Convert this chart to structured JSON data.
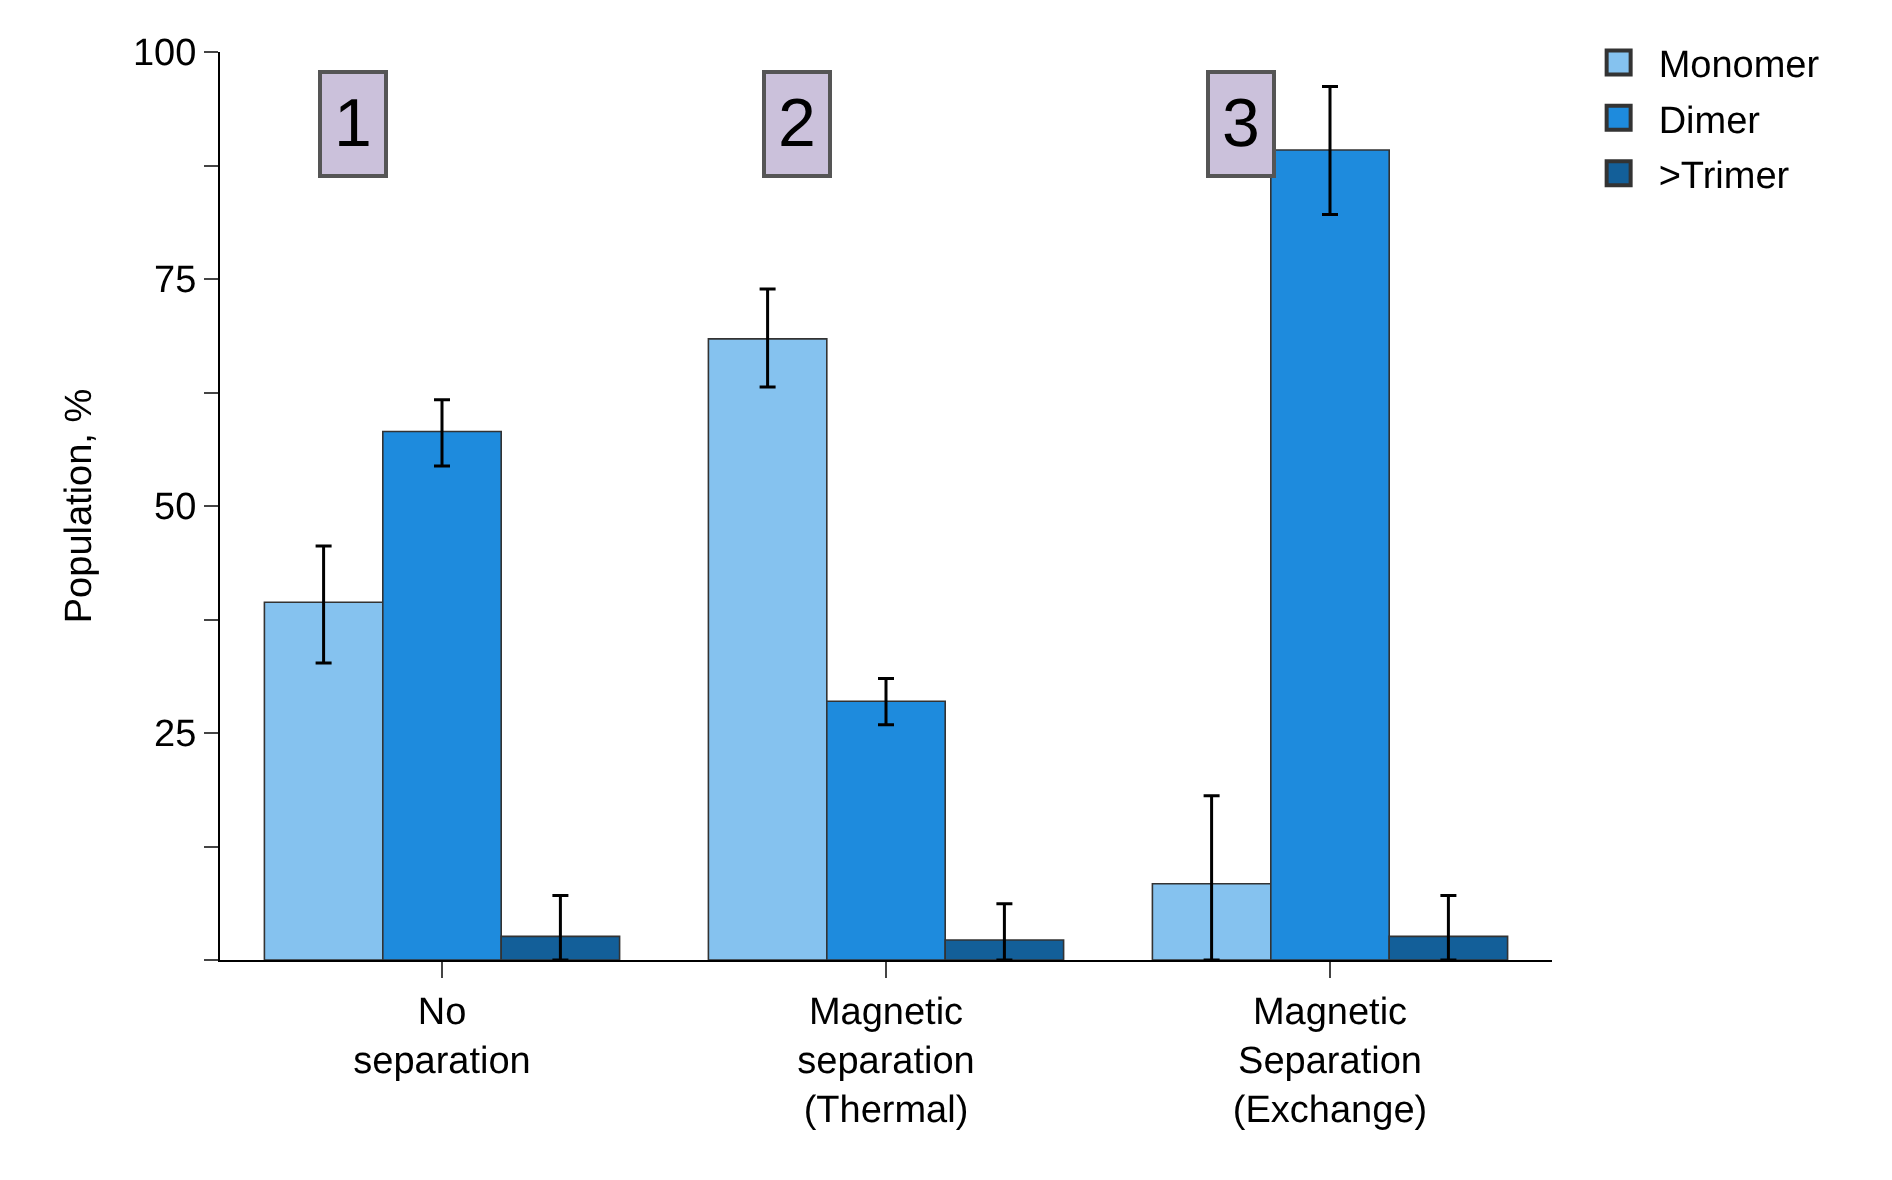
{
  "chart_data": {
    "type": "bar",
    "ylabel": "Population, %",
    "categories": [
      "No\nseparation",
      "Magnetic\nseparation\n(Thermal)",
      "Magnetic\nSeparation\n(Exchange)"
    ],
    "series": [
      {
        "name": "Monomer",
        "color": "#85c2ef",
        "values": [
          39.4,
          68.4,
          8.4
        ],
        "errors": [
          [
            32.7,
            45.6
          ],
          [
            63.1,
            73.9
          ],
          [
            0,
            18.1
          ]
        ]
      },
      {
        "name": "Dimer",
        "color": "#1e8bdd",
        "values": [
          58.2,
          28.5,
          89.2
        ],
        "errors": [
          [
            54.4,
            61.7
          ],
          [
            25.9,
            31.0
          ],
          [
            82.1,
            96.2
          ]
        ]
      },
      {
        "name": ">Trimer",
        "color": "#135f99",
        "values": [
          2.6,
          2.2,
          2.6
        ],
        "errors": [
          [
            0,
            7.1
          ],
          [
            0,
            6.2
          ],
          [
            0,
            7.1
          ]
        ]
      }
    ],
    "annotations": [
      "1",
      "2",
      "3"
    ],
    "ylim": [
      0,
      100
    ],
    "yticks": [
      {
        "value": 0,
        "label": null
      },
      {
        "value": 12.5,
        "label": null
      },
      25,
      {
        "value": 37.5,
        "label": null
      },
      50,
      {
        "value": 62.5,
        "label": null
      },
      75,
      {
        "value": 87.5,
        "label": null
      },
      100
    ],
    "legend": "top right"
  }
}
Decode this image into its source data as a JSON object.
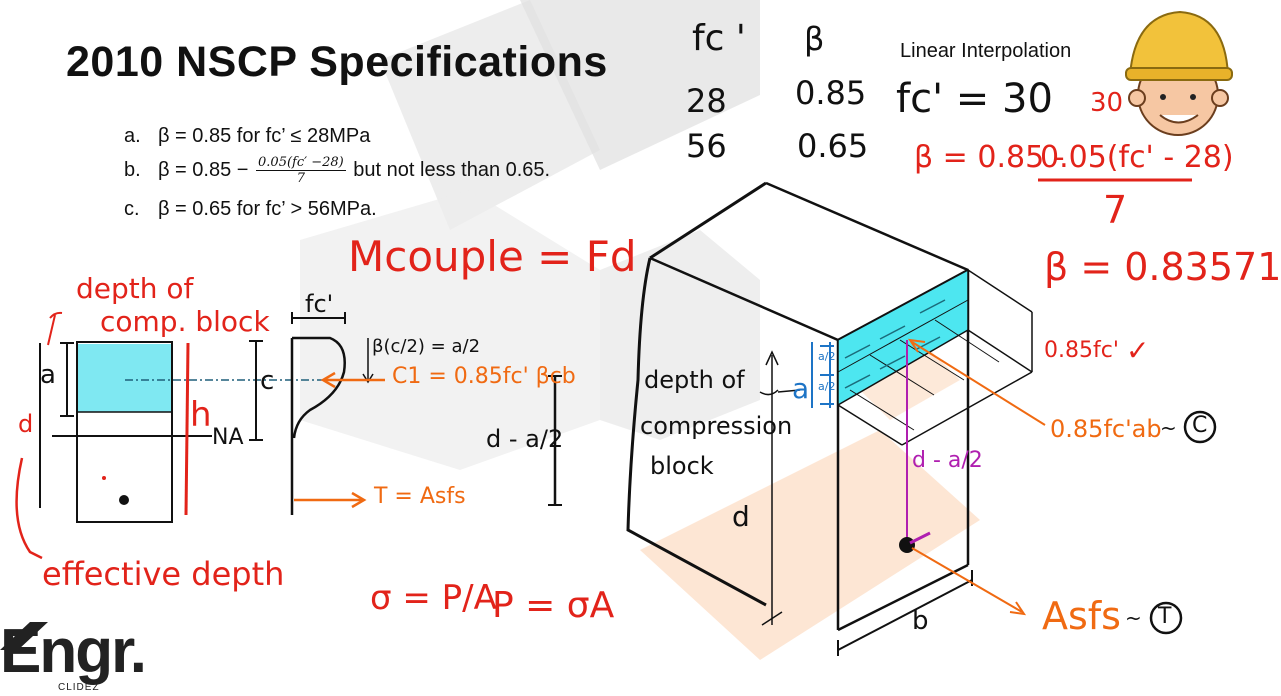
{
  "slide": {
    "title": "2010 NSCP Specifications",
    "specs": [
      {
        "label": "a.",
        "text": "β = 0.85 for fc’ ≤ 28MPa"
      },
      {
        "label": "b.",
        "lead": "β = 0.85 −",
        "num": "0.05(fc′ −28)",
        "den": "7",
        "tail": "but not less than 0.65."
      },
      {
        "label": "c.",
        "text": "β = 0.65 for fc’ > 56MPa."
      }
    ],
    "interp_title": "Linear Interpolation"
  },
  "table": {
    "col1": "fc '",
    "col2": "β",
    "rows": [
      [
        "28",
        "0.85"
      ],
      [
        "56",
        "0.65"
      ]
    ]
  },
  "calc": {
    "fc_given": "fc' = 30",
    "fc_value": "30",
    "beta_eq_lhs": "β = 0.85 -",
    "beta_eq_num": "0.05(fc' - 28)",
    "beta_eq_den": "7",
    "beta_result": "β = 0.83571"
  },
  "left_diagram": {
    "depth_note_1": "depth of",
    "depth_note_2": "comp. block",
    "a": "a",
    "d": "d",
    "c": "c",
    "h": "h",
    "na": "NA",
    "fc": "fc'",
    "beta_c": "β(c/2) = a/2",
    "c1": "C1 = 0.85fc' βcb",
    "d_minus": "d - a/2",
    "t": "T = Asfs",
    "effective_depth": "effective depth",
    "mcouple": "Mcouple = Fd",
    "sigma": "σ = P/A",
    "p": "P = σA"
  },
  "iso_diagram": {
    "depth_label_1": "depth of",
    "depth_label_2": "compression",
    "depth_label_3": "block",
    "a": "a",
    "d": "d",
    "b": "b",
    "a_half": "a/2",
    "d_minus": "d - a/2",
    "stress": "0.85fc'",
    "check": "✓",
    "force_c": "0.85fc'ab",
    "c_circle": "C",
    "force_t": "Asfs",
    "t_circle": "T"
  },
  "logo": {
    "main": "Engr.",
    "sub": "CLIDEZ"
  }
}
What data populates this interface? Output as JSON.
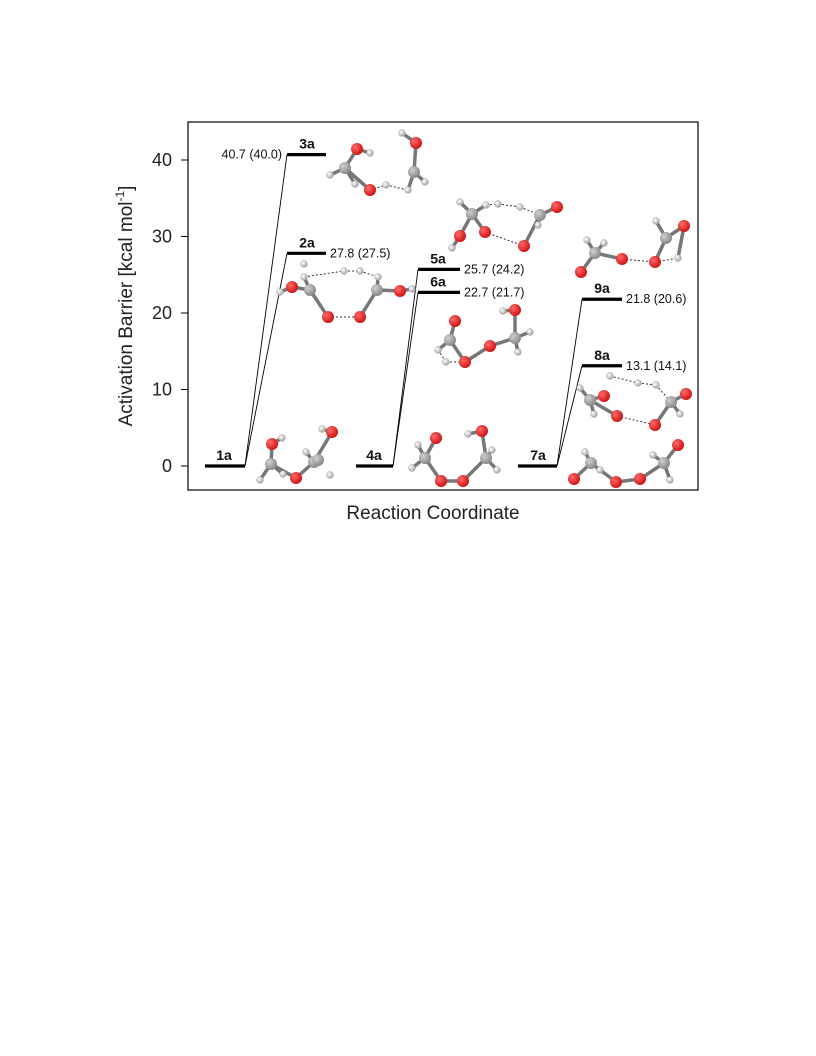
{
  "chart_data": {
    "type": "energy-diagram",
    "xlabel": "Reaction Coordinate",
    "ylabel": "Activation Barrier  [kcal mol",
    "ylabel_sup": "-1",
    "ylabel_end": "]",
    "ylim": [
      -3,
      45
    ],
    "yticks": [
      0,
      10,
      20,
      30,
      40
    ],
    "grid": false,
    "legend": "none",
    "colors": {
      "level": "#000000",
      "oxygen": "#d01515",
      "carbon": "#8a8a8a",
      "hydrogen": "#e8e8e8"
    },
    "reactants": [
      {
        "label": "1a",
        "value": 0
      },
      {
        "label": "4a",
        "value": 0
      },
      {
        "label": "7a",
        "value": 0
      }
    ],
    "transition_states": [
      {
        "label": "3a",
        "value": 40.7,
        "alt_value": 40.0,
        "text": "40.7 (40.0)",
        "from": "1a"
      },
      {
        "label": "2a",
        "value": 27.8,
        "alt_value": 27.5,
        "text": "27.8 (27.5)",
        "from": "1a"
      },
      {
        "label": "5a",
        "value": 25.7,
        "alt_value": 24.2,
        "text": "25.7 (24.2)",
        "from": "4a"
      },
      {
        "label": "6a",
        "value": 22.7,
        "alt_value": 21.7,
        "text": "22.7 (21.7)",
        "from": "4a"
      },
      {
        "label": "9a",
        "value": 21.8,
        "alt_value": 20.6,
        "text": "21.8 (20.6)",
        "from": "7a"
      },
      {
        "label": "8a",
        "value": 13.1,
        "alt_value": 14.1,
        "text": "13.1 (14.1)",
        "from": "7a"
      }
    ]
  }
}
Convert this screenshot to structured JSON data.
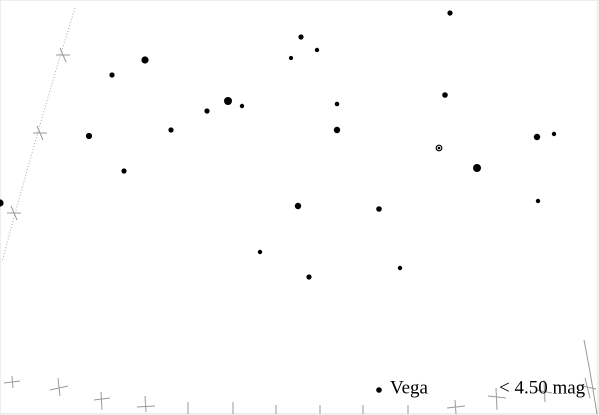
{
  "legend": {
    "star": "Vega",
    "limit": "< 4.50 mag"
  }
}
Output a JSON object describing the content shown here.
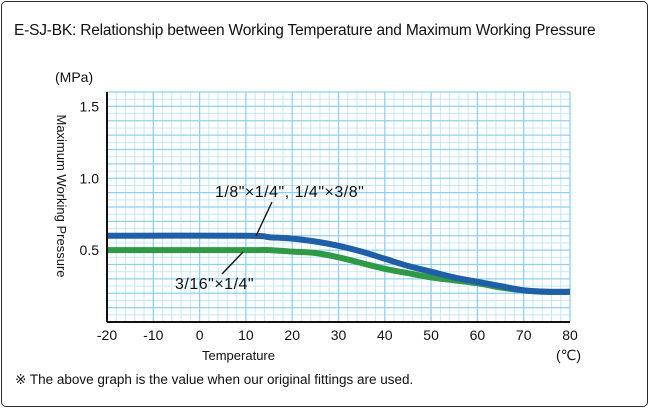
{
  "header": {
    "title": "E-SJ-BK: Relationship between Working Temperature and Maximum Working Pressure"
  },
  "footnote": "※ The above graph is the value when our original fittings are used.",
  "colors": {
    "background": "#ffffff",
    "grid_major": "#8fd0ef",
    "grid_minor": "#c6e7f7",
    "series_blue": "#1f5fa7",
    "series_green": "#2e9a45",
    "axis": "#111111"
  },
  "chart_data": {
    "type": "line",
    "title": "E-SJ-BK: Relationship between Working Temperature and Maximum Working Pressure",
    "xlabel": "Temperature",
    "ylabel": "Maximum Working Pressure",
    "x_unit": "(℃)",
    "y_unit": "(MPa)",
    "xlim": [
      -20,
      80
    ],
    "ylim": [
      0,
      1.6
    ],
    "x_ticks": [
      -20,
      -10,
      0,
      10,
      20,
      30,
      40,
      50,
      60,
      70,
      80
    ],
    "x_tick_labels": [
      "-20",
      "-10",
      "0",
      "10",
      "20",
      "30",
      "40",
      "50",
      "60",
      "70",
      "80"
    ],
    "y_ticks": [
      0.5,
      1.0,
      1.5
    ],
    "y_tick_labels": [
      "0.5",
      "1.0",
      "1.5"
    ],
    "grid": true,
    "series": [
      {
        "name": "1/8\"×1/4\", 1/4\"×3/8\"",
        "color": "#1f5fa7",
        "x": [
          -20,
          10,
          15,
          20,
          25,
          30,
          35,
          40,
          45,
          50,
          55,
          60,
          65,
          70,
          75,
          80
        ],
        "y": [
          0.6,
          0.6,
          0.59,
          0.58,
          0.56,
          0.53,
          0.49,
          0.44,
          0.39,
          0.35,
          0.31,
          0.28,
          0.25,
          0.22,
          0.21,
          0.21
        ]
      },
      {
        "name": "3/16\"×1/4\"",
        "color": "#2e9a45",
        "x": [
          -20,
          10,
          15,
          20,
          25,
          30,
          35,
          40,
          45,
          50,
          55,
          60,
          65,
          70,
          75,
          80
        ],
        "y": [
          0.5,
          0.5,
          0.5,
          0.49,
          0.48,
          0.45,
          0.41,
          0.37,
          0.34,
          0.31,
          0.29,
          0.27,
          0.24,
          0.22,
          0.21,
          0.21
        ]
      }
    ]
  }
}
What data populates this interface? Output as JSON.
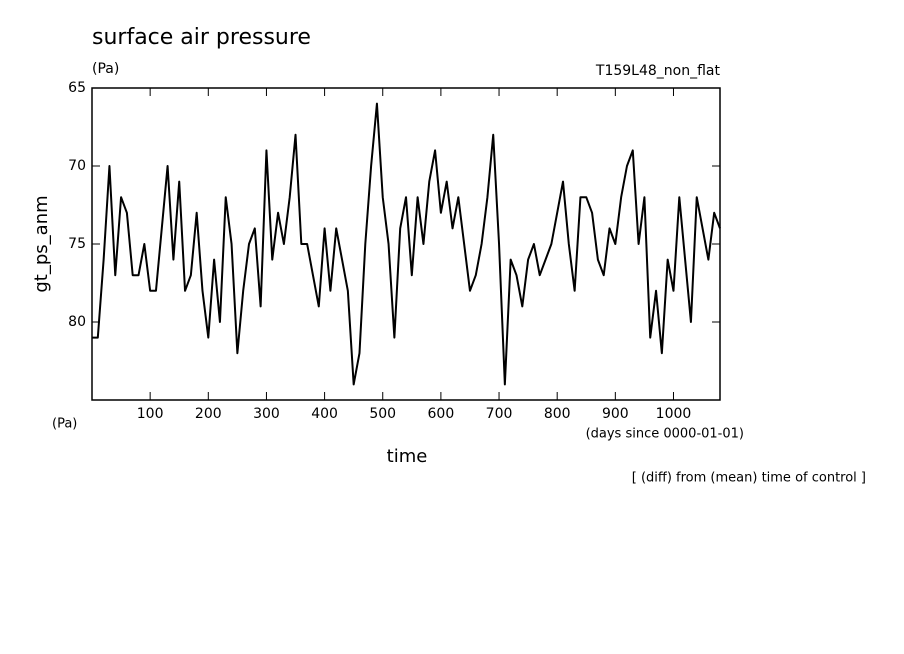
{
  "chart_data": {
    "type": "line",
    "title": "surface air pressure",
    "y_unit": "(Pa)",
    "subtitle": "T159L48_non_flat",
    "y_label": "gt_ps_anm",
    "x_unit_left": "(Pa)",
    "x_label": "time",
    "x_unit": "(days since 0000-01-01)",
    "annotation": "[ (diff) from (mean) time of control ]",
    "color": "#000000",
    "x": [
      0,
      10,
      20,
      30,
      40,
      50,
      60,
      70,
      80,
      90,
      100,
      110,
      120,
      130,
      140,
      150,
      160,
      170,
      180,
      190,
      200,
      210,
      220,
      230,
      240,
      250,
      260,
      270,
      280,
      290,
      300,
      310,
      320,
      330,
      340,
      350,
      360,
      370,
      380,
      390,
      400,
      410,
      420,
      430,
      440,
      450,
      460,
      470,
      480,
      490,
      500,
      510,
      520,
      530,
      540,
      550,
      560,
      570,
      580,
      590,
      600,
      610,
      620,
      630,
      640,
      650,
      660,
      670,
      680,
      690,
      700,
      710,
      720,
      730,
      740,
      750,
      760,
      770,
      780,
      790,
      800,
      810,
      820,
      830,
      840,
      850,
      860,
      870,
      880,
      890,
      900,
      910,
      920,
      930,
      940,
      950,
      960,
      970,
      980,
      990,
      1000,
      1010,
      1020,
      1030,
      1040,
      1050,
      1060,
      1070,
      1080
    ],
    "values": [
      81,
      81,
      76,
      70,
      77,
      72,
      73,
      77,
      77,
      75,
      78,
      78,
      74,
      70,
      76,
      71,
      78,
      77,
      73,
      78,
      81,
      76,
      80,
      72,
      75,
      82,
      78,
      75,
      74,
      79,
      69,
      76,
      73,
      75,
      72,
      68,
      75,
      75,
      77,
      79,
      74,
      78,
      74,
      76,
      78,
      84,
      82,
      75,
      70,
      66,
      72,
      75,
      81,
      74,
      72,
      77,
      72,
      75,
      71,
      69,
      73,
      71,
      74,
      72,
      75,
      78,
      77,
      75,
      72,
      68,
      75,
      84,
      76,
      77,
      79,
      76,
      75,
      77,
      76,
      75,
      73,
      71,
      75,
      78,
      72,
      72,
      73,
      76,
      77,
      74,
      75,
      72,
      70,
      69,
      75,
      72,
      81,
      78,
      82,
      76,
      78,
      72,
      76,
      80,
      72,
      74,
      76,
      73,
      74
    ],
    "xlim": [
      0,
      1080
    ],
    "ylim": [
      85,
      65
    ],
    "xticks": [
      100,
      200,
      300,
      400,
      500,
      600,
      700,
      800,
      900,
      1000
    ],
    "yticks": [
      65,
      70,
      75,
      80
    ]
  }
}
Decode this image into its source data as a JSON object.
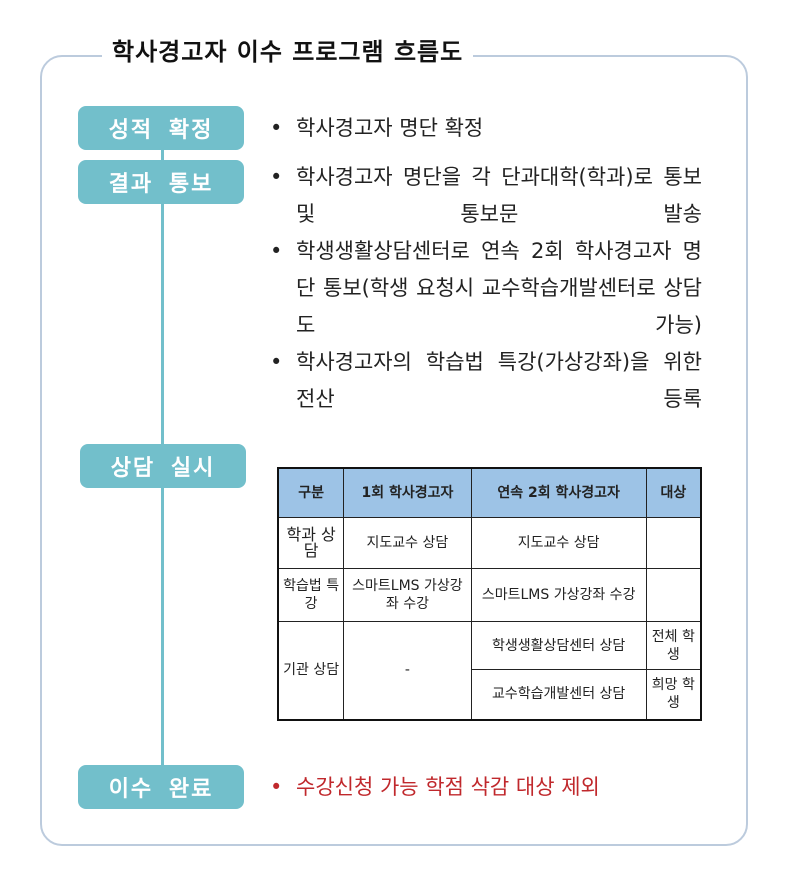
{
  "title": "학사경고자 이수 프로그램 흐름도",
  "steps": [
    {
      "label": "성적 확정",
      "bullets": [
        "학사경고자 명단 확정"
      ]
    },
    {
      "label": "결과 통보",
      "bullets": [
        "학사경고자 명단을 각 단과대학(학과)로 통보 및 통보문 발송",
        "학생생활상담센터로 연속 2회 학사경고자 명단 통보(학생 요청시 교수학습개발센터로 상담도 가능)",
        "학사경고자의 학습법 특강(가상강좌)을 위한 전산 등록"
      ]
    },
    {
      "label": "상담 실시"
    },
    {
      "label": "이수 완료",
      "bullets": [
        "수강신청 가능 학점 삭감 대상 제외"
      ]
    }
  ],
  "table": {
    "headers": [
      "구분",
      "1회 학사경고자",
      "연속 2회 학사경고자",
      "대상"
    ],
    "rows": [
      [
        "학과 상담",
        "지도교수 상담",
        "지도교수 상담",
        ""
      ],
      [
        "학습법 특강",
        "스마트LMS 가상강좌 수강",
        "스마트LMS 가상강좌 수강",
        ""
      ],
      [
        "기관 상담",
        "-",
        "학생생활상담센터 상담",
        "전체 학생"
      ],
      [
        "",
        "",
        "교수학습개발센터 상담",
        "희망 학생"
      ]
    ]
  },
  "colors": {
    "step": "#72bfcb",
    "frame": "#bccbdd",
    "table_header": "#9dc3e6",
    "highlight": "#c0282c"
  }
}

:::::

Extract from the data every line where "Temperature" shows up.

    "title": "E-SJ-BK: Relationship between Working Temperature and Maximum Working Pressure"
    "title": "E-SJ-BK: Relationship between Working Temperature and Maximum Working Pressure",
    "xlabel": "Temperature",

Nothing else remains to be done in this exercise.